Extracted data entries

──────────────────────────────

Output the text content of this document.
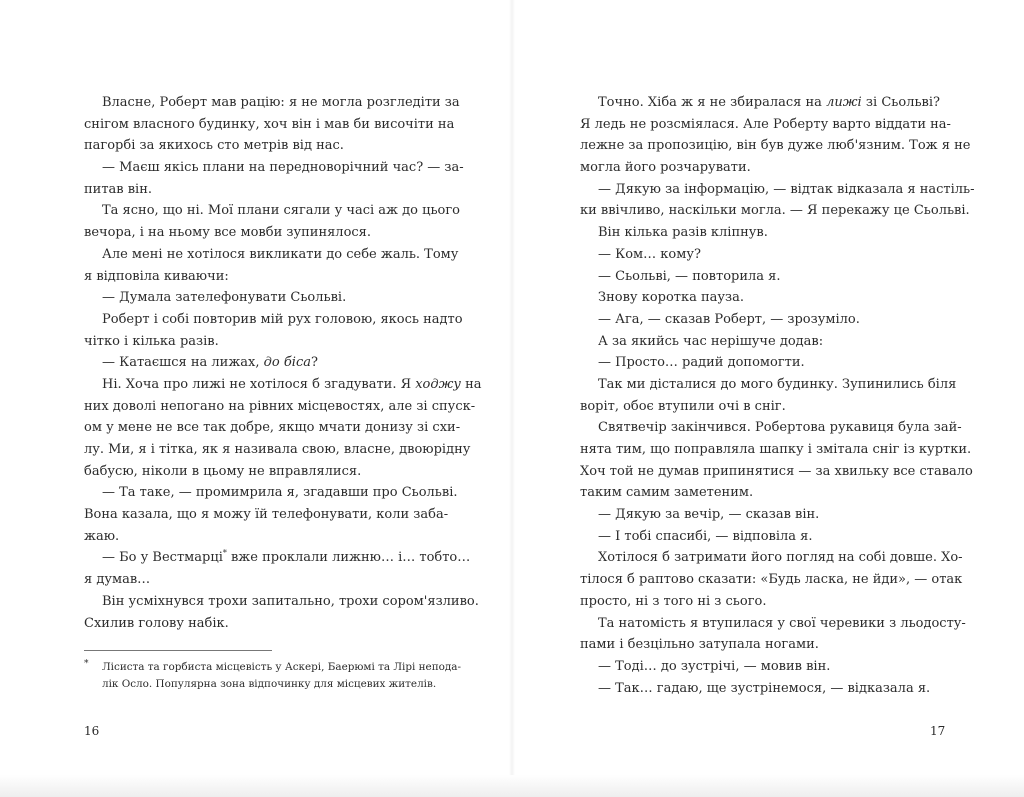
Власне, Роберт мав рацію: я не могла розгледіти за
снігом власного будинку, хоч він і мав би височіти на
пагорбі за якихось сто метрів від нас.
— Маєш якісь плани на передноворічний час? — за-
питав він.
Та ясно, що ні. Мої плани сягали у часі аж до цього
вечора, і на ньому все мовби зупинялося.
Але мені не хотілося викликати до себе жаль. Тому
я відповіла киваючи:
— Думала зателефонувати Сьольві.
Роберт і собі повторив мій рух головою, якось надто
чітко і кілька разів.
— Катаєшся на лижах, до біса?
Ні. Хоча про лижі не хотілося б згадувати. Я ходжу на
них доволі непогано на рівних місцевостях, але зі спуск-
ом у мене не все так добре, якщо мчати донизу зі схи-
лу. Ми, я і тітка, як я називала свою, власне, двоюрідну
бабусю, ніколи в цьому не вправлялися.
— Та таке, — промимрила я, згадавши про Сьольві.
Вона казала, що я можу їй телефонувати, коли заба-
жаю.
— Бо у Вестмарці* вже проклали лижню… і… тобто…
я думав…
Він усміхнувся трохи запитально, трохи сором'язливо.
Схилив голову набік.
* Лісиста та горбиста місцевість у Аскері, Баерюмі та Лірі непода-
лік Осло. Популярна зона відпочинку для місцевих жителів.
16
Точно. Хіба ж я не збиралася на лижі зі Сьольві?
Я ледь не розсміялася. Але Роберту варто віддати на-
лежне за пропозицію, він був дуже люб'язним. Тож я не
могла його розчарувати.
— Дякую за інформацію, — відтак відказала я настіль-
ки ввічливо, наскільки могла. — Я перекажу це Сьольві.
Він кілька разів кліпнув.
— Ком… кому?
— Сьольві, — повторила я.
Знову коротка пауза.
— Ага, — сказав Роберт, — зрозуміло.
А за якийсь час нерішуче додав:
— Просто… радий допомогти.
Так ми дісталися до мого будинку. Зупинились біля
воріт, обоє втупили очі в сніг.
Святвечір закінчився. Робертова рукавиця була зай-
нята тим, що поправляла шапку і змітала сніг із куртки.
Хоч той не думав припинятися — за хвильку все ставало
таким самим заметеним.
— Дякую за вечір, — сказав він.
— І тобі спасибі, — відповіла я.
Хотілося б затримати його погляд на собі довше. Хо-
тілося б раптово сказати: «Будь ласка, не йди», — отак
просто, ні з того ні з сього.
Та натомість я втупилася у свої черевики з льодосту-
пами і безцільно затупала ногами.
— Тоді… до зустрічі, — мовив він.
— Так… гадаю, ще зустрінемося, — відказала я.
17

──────────────────────────────

Prompt:
Retype each record exactly as it stands, but do not include the pictures.

Correct result:
Output the text content of this document.
Власне, Роберт мав рацію: я не могла розгледіти за
снігом власного будинку, хоч він і мав би височіти на
пагорбі за якихось сто метрів від нас.
— Маєш якісь плани на передноворічний час? — за-
питав він.
Та ясно, що ні. Мої плани сягали у часі аж до цього
вечора, і на ньому все мовби зупинялося.
Але мені не хотілося викликати до себе жаль. Тому
я відповіла киваючи:
— Думала зателефонувати Сьольві.
Роберт і собі повторив мій рух головою, якось надто
чітко і кілька разів.
— Катаєшся на лижах, до біса?
Ні. Хоча про лижі не хотілося б згадувати. Я ходжу на
них доволі непогано на рівних місцевостях, але зі спуск-
ом у мене не все так добре, якщо мчати донизу зі схи-
лу. Ми, я і тітка, як я називала свою, власне, двоюрідну
бабусю, ніколи в цьому не вправлялися.
— Та таке, — промимрила я, згадавши про Сьольві.
Вона казала, що я можу їй телефонувати, коли заба-
жаю.
— Бо у Вестмарці* вже проклали лижню… і… тобто…
я думав…
Він усміхнувся трохи запитально, трохи сором'язливо.
Схилив голову набік.
* Лісиста та горбиста місцевість у Аскері, Баерюмі та Лірі непода-
лік Осло. Популярна зона відпочинку для місцевих жителів.
16
Точно. Хіба ж я не збиралася на лижі зі Сьольві?
Я ледь не розсміялася. Але Роберту варто віддати на-
лежне за пропозицію, він був дуже люб'язним. Тож я не
могла його розчарувати.
— Дякую за інформацію, — відтак відказала я настіль-
ки ввічливо, наскільки могла. — Я перекажу це Сьольві.
Він кілька разів кліпнув.
— Ком… кому?
— Сьольві, — повторила я.
Знову коротка пауза.
— Ага, — сказав Роберт, — зрозуміло.
А за якийсь час нерішуче додав:
— Просто… радий допомогти.
Так ми дісталися до мого будинку. Зупинились біля
воріт, обоє втупили очі в сніг.
Святвечір закінчився. Робертова рукавиця була зай-
нята тим, що поправляла шапку і змітала сніг із куртки.
Хоч той не думав припинятися — за хвильку все ставало
таким самим заметеним.
— Дякую за вечір, — сказав він.
— І тобі спасибі, — відповіла я.
Хотілося б затримати його погляд на собі довше. Хо-
тілося б раптово сказати: «Будь ласка, не йди», — отак
просто, ні з того ні з сього.
Та натомість я втупилася у свої черевики з льодосту-
пами і безцільно затупала ногами.
— Тоді… до зустрічі, — мовив він.
— Так… гадаю, ще зустрінемося, — відказала я.
17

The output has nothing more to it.